Directions — Copy each of the following records line for line, keeping every character unchanged.

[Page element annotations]
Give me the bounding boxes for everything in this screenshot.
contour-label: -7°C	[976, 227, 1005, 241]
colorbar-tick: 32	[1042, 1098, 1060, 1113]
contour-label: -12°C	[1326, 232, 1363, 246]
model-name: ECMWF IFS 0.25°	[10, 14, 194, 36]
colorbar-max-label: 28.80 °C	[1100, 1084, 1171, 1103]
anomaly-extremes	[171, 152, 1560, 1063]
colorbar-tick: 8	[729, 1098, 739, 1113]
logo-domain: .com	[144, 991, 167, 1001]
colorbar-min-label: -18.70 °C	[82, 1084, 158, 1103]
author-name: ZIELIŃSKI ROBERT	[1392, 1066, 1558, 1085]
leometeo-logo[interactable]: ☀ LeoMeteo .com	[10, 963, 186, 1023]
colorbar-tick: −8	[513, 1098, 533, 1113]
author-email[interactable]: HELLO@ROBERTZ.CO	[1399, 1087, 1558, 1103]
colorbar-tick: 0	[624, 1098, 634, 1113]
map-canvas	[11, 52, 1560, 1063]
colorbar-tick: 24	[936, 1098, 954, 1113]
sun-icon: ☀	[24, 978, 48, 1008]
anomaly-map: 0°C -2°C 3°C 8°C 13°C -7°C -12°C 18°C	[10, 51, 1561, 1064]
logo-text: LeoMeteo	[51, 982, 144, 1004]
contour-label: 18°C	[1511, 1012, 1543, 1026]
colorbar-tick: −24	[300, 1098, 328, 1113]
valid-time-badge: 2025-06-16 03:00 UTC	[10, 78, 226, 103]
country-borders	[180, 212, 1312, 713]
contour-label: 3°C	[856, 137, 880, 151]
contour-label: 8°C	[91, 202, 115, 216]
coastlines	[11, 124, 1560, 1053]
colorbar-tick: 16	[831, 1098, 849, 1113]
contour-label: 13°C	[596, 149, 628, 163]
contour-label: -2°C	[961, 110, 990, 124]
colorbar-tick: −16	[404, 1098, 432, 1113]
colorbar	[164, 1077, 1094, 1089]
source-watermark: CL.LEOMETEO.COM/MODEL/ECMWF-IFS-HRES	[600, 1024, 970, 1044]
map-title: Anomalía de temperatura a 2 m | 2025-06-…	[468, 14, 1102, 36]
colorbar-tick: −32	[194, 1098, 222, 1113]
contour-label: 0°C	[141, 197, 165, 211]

Complete output —
Give me the bounding boxes for everything in this screenshot.
contour-label: -7°C	[976, 227, 1005, 241]
colorbar-tick: 32	[1042, 1098, 1060, 1113]
contour-label: -12°C	[1326, 232, 1363, 246]
model-name: ECMWF IFS 0.25°	[10, 14, 194, 36]
colorbar-max-label: 28.80 °C	[1100, 1084, 1171, 1103]
anomaly-extremes	[171, 152, 1560, 1063]
colorbar-tick: 8	[729, 1098, 739, 1113]
logo-domain: .com	[144, 991, 167, 1001]
colorbar-min-label: -18.70 °C	[82, 1084, 158, 1103]
author-name: ZIELIŃSKI ROBERT	[1392, 1066, 1558, 1085]
leometeo-logo[interactable]: ☀ LeoMeteo .com	[10, 963, 186, 1023]
colorbar-tick: −8	[513, 1098, 533, 1113]
author-email[interactable]: HELLO@ROBERTZ.CO	[1399, 1087, 1558, 1103]
colorbar-tick: 0	[624, 1098, 634, 1113]
map-canvas	[11, 52, 1560, 1063]
colorbar-tick: 24	[936, 1098, 954, 1113]
sun-icon: ☀	[24, 978, 48, 1008]
anomaly-map: 0°C -2°C 3°C 8°C 13°C -7°C -12°C 18°C	[10, 51, 1561, 1064]
logo-text: LeoMeteo	[51, 982, 144, 1004]
contour-label: 18°C	[1511, 1012, 1543, 1026]
colorbar-tick: −24	[300, 1098, 328, 1113]
valid-time-badge: 2025-06-16 03:00 UTC	[10, 78, 226, 103]
country-borders	[180, 212, 1312, 713]
contour-label: 3°C	[856, 137, 880, 151]
contour-label: 8°C	[91, 202, 115, 216]
coastlines	[11, 124, 1560, 1053]
colorbar-tick: 16	[831, 1098, 849, 1113]
contour-label: 13°C	[596, 149, 628, 163]
contour-label: -2°C	[961, 110, 990, 124]
colorbar-tick: −16	[404, 1098, 432, 1113]
colorbar	[164, 1077, 1094, 1089]
source-watermark: CL.LEOMETEO.COM/MODEL/ECMWF-IFS-HRES	[600, 1024, 970, 1044]
map-title: Anomalía de temperatura a 2 m | 2025-06-…	[468, 14, 1102, 36]
colorbar-tick: −32	[194, 1098, 222, 1113]
contour-label: 0°C	[141, 197, 165, 211]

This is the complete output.